- _TASK BRIEF_: Locate the string "Place" in the listing below. Copy every line where it is found.

- _RECORDS TO USE_:

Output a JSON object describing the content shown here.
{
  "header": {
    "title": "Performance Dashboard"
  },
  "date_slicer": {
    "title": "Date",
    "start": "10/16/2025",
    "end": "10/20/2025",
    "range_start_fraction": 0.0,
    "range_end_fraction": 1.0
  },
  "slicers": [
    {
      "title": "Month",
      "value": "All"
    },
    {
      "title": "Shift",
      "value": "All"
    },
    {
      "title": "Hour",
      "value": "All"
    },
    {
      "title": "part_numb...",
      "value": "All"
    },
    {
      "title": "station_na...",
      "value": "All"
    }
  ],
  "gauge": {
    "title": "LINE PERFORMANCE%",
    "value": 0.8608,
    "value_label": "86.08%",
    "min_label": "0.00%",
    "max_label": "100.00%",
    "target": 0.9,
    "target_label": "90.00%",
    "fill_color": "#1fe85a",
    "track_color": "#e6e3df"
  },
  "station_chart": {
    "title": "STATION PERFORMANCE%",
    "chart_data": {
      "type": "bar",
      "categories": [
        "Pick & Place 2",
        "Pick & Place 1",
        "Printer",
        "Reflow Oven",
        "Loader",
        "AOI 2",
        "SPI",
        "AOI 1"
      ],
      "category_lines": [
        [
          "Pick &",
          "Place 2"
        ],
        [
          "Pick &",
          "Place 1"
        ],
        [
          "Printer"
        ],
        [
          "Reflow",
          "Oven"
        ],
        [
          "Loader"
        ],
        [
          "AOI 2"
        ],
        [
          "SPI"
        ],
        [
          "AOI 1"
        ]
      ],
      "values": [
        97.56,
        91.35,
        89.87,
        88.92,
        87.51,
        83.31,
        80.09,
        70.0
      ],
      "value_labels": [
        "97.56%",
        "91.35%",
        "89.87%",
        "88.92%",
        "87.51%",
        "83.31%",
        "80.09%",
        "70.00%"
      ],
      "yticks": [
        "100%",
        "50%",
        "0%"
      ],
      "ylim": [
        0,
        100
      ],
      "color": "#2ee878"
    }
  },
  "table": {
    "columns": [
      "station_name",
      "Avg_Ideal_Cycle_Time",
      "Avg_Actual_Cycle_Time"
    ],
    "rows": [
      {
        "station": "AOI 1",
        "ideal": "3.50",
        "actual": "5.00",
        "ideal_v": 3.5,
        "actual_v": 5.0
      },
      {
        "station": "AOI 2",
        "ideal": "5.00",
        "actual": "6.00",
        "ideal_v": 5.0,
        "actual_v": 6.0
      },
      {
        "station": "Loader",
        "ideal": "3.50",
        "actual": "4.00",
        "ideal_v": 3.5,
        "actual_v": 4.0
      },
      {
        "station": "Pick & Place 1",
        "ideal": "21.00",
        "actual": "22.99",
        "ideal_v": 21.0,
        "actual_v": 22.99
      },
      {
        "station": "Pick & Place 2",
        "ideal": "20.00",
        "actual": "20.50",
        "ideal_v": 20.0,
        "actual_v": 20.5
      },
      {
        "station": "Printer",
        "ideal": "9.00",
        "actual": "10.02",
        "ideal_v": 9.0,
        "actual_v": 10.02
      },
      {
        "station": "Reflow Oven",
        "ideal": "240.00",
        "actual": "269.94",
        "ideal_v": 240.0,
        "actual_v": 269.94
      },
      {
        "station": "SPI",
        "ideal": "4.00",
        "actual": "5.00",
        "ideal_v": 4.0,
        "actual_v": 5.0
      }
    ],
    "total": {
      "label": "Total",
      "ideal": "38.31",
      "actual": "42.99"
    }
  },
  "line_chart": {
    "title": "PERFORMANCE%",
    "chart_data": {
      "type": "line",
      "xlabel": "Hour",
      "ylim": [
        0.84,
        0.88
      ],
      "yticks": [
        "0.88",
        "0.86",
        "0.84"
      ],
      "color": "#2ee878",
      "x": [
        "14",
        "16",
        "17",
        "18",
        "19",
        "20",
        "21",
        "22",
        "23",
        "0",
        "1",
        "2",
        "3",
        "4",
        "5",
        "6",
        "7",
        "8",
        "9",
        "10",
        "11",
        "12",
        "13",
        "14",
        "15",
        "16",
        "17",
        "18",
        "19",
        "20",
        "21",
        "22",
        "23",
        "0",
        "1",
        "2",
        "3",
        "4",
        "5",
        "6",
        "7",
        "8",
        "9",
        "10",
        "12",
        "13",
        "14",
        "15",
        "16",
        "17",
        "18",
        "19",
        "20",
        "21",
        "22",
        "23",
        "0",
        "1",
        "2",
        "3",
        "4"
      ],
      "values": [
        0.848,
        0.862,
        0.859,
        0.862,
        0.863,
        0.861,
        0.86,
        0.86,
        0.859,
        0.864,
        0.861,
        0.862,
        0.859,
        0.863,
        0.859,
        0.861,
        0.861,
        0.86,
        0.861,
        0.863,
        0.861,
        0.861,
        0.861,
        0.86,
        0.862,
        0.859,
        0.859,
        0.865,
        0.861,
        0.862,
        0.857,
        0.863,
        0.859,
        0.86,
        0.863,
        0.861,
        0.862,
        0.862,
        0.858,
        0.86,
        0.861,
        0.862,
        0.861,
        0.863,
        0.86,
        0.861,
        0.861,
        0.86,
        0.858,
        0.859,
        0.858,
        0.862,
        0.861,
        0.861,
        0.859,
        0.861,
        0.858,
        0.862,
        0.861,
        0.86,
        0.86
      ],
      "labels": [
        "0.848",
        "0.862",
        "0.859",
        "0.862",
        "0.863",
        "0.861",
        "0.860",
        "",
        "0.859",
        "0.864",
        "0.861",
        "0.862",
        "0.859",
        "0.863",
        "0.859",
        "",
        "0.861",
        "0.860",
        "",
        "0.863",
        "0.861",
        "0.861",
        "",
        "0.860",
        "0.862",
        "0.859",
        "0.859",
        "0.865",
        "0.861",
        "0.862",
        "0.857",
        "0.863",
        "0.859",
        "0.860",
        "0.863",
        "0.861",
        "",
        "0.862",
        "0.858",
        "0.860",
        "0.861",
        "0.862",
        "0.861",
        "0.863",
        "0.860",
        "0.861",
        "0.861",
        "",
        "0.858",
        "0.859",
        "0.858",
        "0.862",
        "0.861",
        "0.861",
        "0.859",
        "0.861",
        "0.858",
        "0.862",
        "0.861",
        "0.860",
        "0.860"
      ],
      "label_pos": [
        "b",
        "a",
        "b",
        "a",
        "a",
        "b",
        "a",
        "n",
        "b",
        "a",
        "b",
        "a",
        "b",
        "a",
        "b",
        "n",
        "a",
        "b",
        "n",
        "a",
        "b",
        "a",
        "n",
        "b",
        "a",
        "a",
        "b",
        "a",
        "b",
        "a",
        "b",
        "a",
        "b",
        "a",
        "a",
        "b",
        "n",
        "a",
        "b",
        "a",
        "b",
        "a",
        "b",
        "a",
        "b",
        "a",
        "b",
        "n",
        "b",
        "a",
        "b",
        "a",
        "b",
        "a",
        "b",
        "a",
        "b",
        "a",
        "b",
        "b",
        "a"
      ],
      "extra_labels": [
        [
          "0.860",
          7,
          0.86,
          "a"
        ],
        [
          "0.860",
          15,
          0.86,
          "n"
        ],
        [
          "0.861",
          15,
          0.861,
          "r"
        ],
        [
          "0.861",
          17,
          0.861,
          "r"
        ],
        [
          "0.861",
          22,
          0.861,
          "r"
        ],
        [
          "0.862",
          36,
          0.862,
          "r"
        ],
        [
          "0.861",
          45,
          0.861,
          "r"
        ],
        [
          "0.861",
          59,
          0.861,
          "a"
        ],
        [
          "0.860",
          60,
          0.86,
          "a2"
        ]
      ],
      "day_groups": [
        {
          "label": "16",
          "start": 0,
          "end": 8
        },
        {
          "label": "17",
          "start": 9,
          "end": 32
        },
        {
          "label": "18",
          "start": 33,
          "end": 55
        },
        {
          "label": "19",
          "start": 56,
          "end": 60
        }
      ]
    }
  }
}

- _FINISHED TASK_:
        "Pick & Place 2",
        "Pick & Place 1",
          "Place 2"
          "Place 1"
        "station": "Pick & Place 1",
        "station": "Pick & Place 2",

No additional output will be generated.